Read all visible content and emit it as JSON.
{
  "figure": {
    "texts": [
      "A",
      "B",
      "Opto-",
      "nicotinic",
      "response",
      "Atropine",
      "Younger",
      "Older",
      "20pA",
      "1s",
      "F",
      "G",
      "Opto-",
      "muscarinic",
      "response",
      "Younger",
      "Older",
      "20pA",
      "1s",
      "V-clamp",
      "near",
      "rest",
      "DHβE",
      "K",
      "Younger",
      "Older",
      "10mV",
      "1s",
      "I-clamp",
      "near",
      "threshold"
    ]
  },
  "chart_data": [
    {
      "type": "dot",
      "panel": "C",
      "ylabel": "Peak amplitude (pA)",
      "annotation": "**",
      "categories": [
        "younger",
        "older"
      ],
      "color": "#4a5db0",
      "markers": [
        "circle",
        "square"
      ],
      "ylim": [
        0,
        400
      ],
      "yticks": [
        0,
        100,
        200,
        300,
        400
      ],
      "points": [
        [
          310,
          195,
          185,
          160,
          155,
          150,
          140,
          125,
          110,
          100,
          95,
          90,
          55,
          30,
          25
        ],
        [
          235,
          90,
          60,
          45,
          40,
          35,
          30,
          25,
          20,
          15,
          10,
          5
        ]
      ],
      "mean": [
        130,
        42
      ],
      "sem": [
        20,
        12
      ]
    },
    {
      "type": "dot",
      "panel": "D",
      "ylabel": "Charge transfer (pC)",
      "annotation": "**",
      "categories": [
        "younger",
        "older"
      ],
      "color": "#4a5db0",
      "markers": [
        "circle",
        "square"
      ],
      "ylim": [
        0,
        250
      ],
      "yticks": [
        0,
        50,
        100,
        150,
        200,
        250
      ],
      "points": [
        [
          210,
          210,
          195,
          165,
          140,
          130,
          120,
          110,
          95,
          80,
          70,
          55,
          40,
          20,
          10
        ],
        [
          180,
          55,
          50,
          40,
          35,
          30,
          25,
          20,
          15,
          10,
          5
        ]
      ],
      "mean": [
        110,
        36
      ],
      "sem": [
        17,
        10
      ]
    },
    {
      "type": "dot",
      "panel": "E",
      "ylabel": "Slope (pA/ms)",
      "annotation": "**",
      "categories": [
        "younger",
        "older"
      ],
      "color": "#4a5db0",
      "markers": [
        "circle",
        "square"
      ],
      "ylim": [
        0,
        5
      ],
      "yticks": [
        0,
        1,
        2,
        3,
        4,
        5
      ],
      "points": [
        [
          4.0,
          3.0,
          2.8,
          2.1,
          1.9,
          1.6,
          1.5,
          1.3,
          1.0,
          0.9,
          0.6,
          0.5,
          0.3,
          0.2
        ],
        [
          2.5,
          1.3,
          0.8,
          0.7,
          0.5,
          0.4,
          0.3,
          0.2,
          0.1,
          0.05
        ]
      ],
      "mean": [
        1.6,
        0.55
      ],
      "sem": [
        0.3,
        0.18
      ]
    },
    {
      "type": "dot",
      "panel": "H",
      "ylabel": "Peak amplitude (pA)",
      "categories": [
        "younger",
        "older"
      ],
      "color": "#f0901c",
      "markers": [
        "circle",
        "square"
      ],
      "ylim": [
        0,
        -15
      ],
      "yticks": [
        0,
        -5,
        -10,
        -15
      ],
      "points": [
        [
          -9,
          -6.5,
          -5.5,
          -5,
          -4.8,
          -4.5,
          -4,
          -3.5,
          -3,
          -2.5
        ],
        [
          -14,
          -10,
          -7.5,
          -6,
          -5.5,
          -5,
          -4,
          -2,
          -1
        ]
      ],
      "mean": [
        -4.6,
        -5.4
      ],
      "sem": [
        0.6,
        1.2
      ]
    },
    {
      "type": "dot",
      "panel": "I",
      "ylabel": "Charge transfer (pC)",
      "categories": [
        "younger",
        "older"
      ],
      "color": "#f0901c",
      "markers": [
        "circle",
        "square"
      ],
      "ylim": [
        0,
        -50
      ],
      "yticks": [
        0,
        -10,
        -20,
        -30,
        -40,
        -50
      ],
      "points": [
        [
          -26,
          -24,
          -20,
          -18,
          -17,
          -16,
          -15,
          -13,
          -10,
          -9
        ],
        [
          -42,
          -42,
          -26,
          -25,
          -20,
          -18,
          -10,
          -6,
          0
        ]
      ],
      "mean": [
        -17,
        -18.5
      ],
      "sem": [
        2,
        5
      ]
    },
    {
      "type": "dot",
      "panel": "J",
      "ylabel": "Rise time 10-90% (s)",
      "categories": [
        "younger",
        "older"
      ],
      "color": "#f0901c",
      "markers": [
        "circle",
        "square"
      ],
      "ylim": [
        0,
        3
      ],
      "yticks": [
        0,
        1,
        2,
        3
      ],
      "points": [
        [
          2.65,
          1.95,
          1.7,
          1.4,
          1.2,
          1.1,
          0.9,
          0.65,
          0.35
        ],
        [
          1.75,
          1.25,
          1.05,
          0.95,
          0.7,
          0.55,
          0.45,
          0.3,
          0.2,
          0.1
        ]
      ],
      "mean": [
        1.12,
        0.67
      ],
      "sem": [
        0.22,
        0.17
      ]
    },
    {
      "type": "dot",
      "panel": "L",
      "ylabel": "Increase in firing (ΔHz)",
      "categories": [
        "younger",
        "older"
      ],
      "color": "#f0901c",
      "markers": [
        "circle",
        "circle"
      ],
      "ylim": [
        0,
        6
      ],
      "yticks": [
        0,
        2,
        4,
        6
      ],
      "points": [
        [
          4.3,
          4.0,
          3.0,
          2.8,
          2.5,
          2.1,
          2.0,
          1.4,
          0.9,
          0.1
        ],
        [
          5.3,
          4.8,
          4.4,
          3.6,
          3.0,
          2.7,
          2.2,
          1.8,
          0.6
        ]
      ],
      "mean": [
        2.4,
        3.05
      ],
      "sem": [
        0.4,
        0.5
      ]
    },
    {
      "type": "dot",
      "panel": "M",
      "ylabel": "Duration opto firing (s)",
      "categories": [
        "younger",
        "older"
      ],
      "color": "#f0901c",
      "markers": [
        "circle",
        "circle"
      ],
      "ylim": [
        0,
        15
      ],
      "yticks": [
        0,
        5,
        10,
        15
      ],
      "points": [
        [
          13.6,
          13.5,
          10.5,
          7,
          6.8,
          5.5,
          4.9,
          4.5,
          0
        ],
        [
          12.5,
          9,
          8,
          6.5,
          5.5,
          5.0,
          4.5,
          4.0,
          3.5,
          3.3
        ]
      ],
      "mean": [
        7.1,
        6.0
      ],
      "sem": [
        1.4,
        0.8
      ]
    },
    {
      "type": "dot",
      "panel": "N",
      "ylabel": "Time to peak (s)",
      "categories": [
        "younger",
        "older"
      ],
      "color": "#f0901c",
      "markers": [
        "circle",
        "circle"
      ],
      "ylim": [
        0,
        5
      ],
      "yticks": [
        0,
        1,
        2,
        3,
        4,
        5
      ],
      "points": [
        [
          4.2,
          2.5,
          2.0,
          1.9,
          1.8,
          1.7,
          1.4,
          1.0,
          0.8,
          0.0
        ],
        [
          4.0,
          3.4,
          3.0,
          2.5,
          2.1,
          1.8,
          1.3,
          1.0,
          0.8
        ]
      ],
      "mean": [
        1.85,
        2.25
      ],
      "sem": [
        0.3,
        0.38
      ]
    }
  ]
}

========================================

Required work =>
Write the data from above out again, exactly.

Exercise solution =>
Read all visible content and emit it as JSON.
{
  "figure": {
    "texts": [
      "A",
      "B",
      "Opto-",
      "nicotinic",
      "response",
      "Atropine",
      "Younger",
      "Older",
      "20pA",
      "1s",
      "F",
      "G",
      "Opto-",
      "muscarinic",
      "response",
      "Younger",
      "Older",
      "20pA",
      "1s",
      "V-clamp",
      "near",
      "rest",
      "DHβE",
      "K",
      "Younger",
      "Older",
      "10mV",
      "1s",
      "I-clamp",
      "near",
      "threshold"
    ]
  },
  "chart_data": [
    {
      "type": "dot",
      "panel": "C",
      "ylabel": "Peak amplitude (pA)",
      "annotation": "**",
      "categories": [
        "younger",
        "older"
      ],
      "color": "#4a5db0",
      "markers": [
        "circle",
        "square"
      ],
      "ylim": [
        0,
        400
      ],
      "yticks": [
        0,
        100,
        200,
        300,
        400
      ],
      "points": [
        [
          310,
          195,
          185,
          160,
          155,
          150,
          140,
          125,
          110,
          100,
          95,
          90,
          55,
          30,
          25
        ],
        [
          235,
          90,
          60,
          45,
          40,
          35,
          30,
          25,
          20,
          15,
          10,
          5
        ]
      ],
      "mean": [
        130,
        42
      ],
      "sem": [
        20,
        12
      ]
    },
    {
      "type": "dot",
      "panel": "D",
      "ylabel": "Charge transfer (pC)",
      "annotation": "**",
      "categories": [
        "younger",
        "older"
      ],
      "color": "#4a5db0",
      "markers": [
        "circle",
        "square"
      ],
      "ylim": [
        0,
        250
      ],
      "yticks": [
        0,
        50,
        100,
        150,
        200,
        250
      ],
      "points": [
        [
          210,
          210,
          195,
          165,
          140,
          130,
          120,
          110,
          95,
          80,
          70,
          55,
          40,
          20,
          10
        ],
        [
          180,
          55,
          50,
          40,
          35,
          30,
          25,
          20,
          15,
          10,
          5
        ]
      ],
      "mean": [
        110,
        36
      ],
      "sem": [
        17,
        10
      ]
    },
    {
      "type": "dot",
      "panel": "E",
      "ylabel": "Slope (pA/ms)",
      "annotation": "**",
      "categories": [
        "younger",
        "older"
      ],
      "color": "#4a5db0",
      "markers": [
        "circle",
        "square"
      ],
      "ylim": [
        0,
        5
      ],
      "yticks": [
        0,
        1,
        2,
        3,
        4,
        5
      ],
      "points": [
        [
          4.0,
          3.0,
          2.8,
          2.1,
          1.9,
          1.6,
          1.5,
          1.3,
          1.0,
          0.9,
          0.6,
          0.5,
          0.3,
          0.2
        ],
        [
          2.5,
          1.3,
          0.8,
          0.7,
          0.5,
          0.4,
          0.3,
          0.2,
          0.1,
          0.05
        ]
      ],
      "mean": [
        1.6,
        0.55
      ],
      "sem": [
        0.3,
        0.18
      ]
    },
    {
      "type": "dot",
      "panel": "H",
      "ylabel": "Peak amplitude (pA)",
      "categories": [
        "younger",
        "older"
      ],
      "color": "#f0901c",
      "markers": [
        "circle",
        "square"
      ],
      "ylim": [
        0,
        -15
      ],
      "yticks": [
        0,
        -5,
        -10,
        -15
      ],
      "points": [
        [
          -9,
          -6.5,
          -5.5,
          -5,
          -4.8,
          -4.5,
          -4,
          -3.5,
          -3,
          -2.5
        ],
        [
          -14,
          -10,
          -7.5,
          -6,
          -5.5,
          -5,
          -4,
          -2,
          -1
        ]
      ],
      "mean": [
        -4.6,
        -5.4
      ],
      "sem": [
        0.6,
        1.2
      ]
    },
    {
      "type": "dot",
      "panel": "I",
      "ylabel": "Charge transfer (pC)",
      "categories": [
        "younger",
        "older"
      ],
      "color": "#f0901c",
      "markers": [
        "circle",
        "square"
      ],
      "ylim": [
        0,
        -50
      ],
      "yticks": [
        0,
        -10,
        -20,
        -30,
        -40,
        -50
      ],
      "points": [
        [
          -26,
          -24,
          -20,
          -18,
          -17,
          -16,
          -15,
          -13,
          -10,
          -9
        ],
        [
          -42,
          -42,
          -26,
          -25,
          -20,
          -18,
          -10,
          -6,
          0
        ]
      ],
      "mean": [
        -17,
        -18.5
      ],
      "sem": [
        2,
        5
      ]
    },
    {
      "type": "dot",
      "panel": "J",
      "ylabel": "Rise time 10-90% (s)",
      "categories": [
        "younger",
        "older"
      ],
      "color": "#f0901c",
      "markers": [
        "circle",
        "square"
      ],
      "ylim": [
        0,
        3
      ],
      "yticks": [
        0,
        1,
        2,
        3
      ],
      "points": [
        [
          2.65,
          1.95,
          1.7,
          1.4,
          1.2,
          1.1,
          0.9,
          0.65,
          0.35
        ],
        [
          1.75,
          1.25,
          1.05,
          0.95,
          0.7,
          0.55,
          0.45,
          0.3,
          0.2,
          0.1
        ]
      ],
      "mean": [
        1.12,
        0.67
      ],
      "sem": [
        0.22,
        0.17
      ]
    },
    {
      "type": "dot",
      "panel": "L",
      "ylabel": "Increase in firing (ΔHz)",
      "categories": [
        "younger",
        "older"
      ],
      "color": "#f0901c",
      "markers": [
        "circle",
        "circle"
      ],
      "ylim": [
        0,
        6
      ],
      "yticks": [
        0,
        2,
        4,
        6
      ],
      "points": [
        [
          4.3,
          4.0,
          3.0,
          2.8,
          2.5,
          2.1,
          2.0,
          1.4,
          0.9,
          0.1
        ],
        [
          5.3,
          4.8,
          4.4,
          3.6,
          3.0,
          2.7,
          2.2,
          1.8,
          0.6
        ]
      ],
      "mean": [
        2.4,
        3.05
      ],
      "sem": [
        0.4,
        0.5
      ]
    },
    {
      "type": "dot",
      "panel": "M",
      "ylabel": "Duration opto firing (s)",
      "categories": [
        "younger",
        "older"
      ],
      "color": "#f0901c",
      "markers": [
        "circle",
        "circle"
      ],
      "ylim": [
        0,
        15
      ],
      "yticks": [
        0,
        5,
        10,
        15
      ],
      "points": [
        [
          13.6,
          13.5,
          10.5,
          7,
          6.8,
          5.5,
          4.9,
          4.5,
          0
        ],
        [
          12.5,
          9,
          8,
          6.5,
          5.5,
          5.0,
          4.5,
          4.0,
          3.5,
          3.3
        ]
      ],
      "mean": [
        7.1,
        6.0
      ],
      "sem": [
        1.4,
        0.8
      ]
    },
    {
      "type": "dot",
      "panel": "N",
      "ylabel": "Time to peak (s)",
      "categories": [
        "younger",
        "older"
      ],
      "color": "#f0901c",
      "markers": [
        "circle",
        "circle"
      ],
      "ylim": [
        0,
        5
      ],
      "yticks": [
        0,
        1,
        2,
        3,
        4,
        5
      ],
      "points": [
        [
          4.2,
          2.5,
          2.0,
          1.9,
          1.8,
          1.7,
          1.4,
          1.0,
          0.8,
          0.0
        ],
        [
          4.0,
          3.4,
          3.0,
          2.5,
          2.1,
          1.8,
          1.3,
          1.0,
          0.8
        ]
      ],
      "mean": [
        1.85,
        2.25
      ],
      "sem": [
        0.3,
        0.38
      ]
    }
  ]
}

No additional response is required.